** Information shown **
=====
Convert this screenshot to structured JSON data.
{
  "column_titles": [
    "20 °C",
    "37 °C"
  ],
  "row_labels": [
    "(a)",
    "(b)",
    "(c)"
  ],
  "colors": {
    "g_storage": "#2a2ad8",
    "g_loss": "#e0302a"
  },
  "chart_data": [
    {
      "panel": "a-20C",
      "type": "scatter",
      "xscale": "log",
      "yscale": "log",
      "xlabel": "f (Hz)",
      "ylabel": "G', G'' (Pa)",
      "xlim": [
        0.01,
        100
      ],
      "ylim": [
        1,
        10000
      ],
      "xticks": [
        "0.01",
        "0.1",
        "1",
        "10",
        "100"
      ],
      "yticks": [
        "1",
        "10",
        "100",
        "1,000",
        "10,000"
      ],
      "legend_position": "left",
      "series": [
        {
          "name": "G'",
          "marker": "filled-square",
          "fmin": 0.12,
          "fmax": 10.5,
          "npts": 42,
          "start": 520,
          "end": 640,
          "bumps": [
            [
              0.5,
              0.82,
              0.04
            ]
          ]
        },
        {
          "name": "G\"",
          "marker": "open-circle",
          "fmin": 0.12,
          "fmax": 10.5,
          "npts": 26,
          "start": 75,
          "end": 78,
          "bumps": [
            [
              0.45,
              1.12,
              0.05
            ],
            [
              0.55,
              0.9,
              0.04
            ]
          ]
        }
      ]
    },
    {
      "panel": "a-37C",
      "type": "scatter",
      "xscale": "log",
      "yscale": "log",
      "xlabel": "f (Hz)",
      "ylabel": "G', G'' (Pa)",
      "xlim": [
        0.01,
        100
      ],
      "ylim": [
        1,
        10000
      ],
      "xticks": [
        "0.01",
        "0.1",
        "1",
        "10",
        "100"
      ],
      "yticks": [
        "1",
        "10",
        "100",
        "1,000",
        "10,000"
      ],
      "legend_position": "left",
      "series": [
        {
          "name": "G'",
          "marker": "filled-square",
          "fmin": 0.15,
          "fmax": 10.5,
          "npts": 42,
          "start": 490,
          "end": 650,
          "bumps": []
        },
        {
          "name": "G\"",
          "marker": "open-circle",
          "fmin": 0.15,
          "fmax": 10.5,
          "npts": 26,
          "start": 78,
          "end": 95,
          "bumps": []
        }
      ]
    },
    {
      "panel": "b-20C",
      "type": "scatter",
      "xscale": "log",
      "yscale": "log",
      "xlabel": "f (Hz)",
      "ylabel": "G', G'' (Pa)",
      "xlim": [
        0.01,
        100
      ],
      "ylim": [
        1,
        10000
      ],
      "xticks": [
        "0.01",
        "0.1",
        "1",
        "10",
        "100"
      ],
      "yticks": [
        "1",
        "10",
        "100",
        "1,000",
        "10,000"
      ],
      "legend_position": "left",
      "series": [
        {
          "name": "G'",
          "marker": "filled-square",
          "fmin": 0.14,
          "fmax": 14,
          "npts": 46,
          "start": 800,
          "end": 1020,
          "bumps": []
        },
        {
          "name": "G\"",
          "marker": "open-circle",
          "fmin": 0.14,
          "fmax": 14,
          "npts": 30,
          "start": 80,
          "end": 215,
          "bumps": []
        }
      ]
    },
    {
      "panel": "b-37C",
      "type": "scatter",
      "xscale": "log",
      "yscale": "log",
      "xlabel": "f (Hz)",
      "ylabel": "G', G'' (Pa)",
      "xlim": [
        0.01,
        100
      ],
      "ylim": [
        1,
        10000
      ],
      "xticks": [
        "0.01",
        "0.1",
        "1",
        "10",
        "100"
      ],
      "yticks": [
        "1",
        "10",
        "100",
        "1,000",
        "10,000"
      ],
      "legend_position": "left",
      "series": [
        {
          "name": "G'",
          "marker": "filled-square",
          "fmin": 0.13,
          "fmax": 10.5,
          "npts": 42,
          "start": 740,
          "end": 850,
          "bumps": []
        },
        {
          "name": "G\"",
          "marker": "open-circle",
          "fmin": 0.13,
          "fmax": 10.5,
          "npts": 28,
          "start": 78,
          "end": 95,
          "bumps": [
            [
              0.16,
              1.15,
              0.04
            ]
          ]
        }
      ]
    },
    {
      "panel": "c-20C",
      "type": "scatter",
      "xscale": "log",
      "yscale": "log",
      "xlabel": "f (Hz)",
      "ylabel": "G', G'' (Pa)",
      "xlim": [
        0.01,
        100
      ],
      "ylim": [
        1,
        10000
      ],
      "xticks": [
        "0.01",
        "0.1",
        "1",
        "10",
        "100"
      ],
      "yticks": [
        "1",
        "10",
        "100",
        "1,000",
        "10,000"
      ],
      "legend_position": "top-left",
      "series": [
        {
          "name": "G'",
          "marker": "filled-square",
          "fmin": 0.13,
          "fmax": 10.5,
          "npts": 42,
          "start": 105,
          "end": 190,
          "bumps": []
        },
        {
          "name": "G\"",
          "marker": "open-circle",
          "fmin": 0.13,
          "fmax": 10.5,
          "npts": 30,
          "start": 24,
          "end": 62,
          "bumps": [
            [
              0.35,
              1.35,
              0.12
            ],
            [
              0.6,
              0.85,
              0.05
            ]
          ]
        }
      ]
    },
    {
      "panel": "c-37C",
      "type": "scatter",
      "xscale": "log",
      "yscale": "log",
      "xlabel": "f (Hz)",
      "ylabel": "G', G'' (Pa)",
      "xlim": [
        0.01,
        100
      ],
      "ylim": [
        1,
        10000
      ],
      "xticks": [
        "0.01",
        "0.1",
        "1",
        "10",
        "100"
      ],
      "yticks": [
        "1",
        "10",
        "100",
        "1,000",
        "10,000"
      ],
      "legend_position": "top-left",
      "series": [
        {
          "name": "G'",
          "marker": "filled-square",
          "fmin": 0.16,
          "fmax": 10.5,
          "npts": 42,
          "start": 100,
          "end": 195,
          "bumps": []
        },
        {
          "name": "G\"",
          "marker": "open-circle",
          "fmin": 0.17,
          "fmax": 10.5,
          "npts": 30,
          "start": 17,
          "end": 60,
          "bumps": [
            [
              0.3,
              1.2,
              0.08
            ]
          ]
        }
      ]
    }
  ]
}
=====
** The request **
Write out the complete set of records exactly as given.

** Answer below **
Convert this screenshot to structured JSON data.
{
  "column_titles": [
    "20 °C",
    "37 °C"
  ],
  "row_labels": [
    "(a)",
    "(b)",
    "(c)"
  ],
  "colors": {
    "g_storage": "#2a2ad8",
    "g_loss": "#e0302a"
  },
  "chart_data": [
    {
      "panel": "a-20C",
      "type": "scatter",
      "xscale": "log",
      "yscale": "log",
      "xlabel": "f (Hz)",
      "ylabel": "G', G'' (Pa)",
      "xlim": [
        0.01,
        100
      ],
      "ylim": [
        1,
        10000
      ],
      "xticks": [
        "0.01",
        "0.1",
        "1",
        "10",
        "100"
      ],
      "yticks": [
        "1",
        "10",
        "100",
        "1,000",
        "10,000"
      ],
      "legend_position": "left",
      "series": [
        {
          "name": "G'",
          "marker": "filled-square",
          "fmin": 0.12,
          "fmax": 10.5,
          "npts": 42,
          "start": 520,
          "end": 640,
          "bumps": [
            [
              0.5,
              0.82,
              0.04
            ]
          ]
        },
        {
          "name": "G\"",
          "marker": "open-circle",
          "fmin": 0.12,
          "fmax": 10.5,
          "npts": 26,
          "start": 75,
          "end": 78,
          "bumps": [
            [
              0.45,
              1.12,
              0.05
            ],
            [
              0.55,
              0.9,
              0.04
            ]
          ]
        }
      ]
    },
    {
      "panel": "a-37C",
      "type": "scatter",
      "xscale": "log",
      "yscale": "log",
      "xlabel": "f (Hz)",
      "ylabel": "G', G'' (Pa)",
      "xlim": [
        0.01,
        100
      ],
      "ylim": [
        1,
        10000
      ],
      "xticks": [
        "0.01",
        "0.1",
        "1",
        "10",
        "100"
      ],
      "yticks": [
        "1",
        "10",
        "100",
        "1,000",
        "10,000"
      ],
      "legend_position": "left",
      "series": [
        {
          "name": "G'",
          "marker": "filled-square",
          "fmin": 0.15,
          "fmax": 10.5,
          "npts": 42,
          "start": 490,
          "end": 650,
          "bumps": []
        },
        {
          "name": "G\"",
          "marker": "open-circle",
          "fmin": 0.15,
          "fmax": 10.5,
          "npts": 26,
          "start": 78,
          "end": 95,
          "bumps": []
        }
      ]
    },
    {
      "panel": "b-20C",
      "type": "scatter",
      "xscale": "log",
      "yscale": "log",
      "xlabel": "f (Hz)",
      "ylabel": "G', G'' (Pa)",
      "xlim": [
        0.01,
        100
      ],
      "ylim": [
        1,
        10000
      ],
      "xticks": [
        "0.01",
        "0.1",
        "1",
        "10",
        "100"
      ],
      "yticks": [
        "1",
        "10",
        "100",
        "1,000",
        "10,000"
      ],
      "legend_position": "left",
      "series": [
        {
          "name": "G'",
          "marker": "filled-square",
          "fmin": 0.14,
          "fmax": 14,
          "npts": 46,
          "start": 800,
          "end": 1020,
          "bumps": []
        },
        {
          "name": "G\"",
          "marker": "open-circle",
          "fmin": 0.14,
          "fmax": 14,
          "npts": 30,
          "start": 80,
          "end": 215,
          "bumps": []
        }
      ]
    },
    {
      "panel": "b-37C",
      "type": "scatter",
      "xscale": "log",
      "yscale": "log",
      "xlabel": "f (Hz)",
      "ylabel": "G', G'' (Pa)",
      "xlim": [
        0.01,
        100
      ],
      "ylim": [
        1,
        10000
      ],
      "xticks": [
        "0.01",
        "0.1",
        "1",
        "10",
        "100"
      ],
      "yticks": [
        "1",
        "10",
        "100",
        "1,000",
        "10,000"
      ],
      "legend_position": "left",
      "series": [
        {
          "name": "G'",
          "marker": "filled-square",
          "fmin": 0.13,
          "fmax": 10.5,
          "npts": 42,
          "start": 740,
          "end": 850,
          "bumps": []
        },
        {
          "name": "G\"",
          "marker": "open-circle",
          "fmin": 0.13,
          "fmax": 10.5,
          "npts": 28,
          "start": 78,
          "end": 95,
          "bumps": [
            [
              0.16,
              1.15,
              0.04
            ]
          ]
        }
      ]
    },
    {
      "panel": "c-20C",
      "type": "scatter",
      "xscale": "log",
      "yscale": "log",
      "xlabel": "f (Hz)",
      "ylabel": "G', G'' (Pa)",
      "xlim": [
        0.01,
        100
      ],
      "ylim": [
        1,
        10000
      ],
      "xticks": [
        "0.01",
        "0.1",
        "1",
        "10",
        "100"
      ],
      "yticks": [
        "1",
        "10",
        "100",
        "1,000",
        "10,000"
      ],
      "legend_position": "top-left",
      "series": [
        {
          "name": "G'",
          "marker": "filled-square",
          "fmin": 0.13,
          "fmax": 10.5,
          "npts": 42,
          "start": 105,
          "end": 190,
          "bumps": []
        },
        {
          "name": "G\"",
          "marker": "open-circle",
          "fmin": 0.13,
          "fmax": 10.5,
          "npts": 30,
          "start": 24,
          "end": 62,
          "bumps": [
            [
              0.35,
              1.35,
              0.12
            ],
            [
              0.6,
              0.85,
              0.05
            ]
          ]
        }
      ]
    },
    {
      "panel": "c-37C",
      "type": "scatter",
      "xscale": "log",
      "yscale": "log",
      "xlabel": "f (Hz)",
      "ylabel": "G', G'' (Pa)",
      "xlim": [
        0.01,
        100
      ],
      "ylim": [
        1,
        10000
      ],
      "xticks": [
        "0.01",
        "0.1",
        "1",
        "10",
        "100"
      ],
      "yticks": [
        "1",
        "10",
        "100",
        "1,000",
        "10,000"
      ],
      "legend_position": "top-left",
      "series": [
        {
          "name": "G'",
          "marker": "filled-square",
          "fmin": 0.16,
          "fmax": 10.5,
          "npts": 42,
          "start": 100,
          "end": 195,
          "bumps": []
        },
        {
          "name": "G\"",
          "marker": "open-circle",
          "fmin": 0.17,
          "fmax": 10.5,
          "npts": 30,
          "start": 17,
          "end": 60,
          "bumps": [
            [
              0.3,
              1.2,
              0.08
            ]
          ]
        }
      ]
    }
  ]
}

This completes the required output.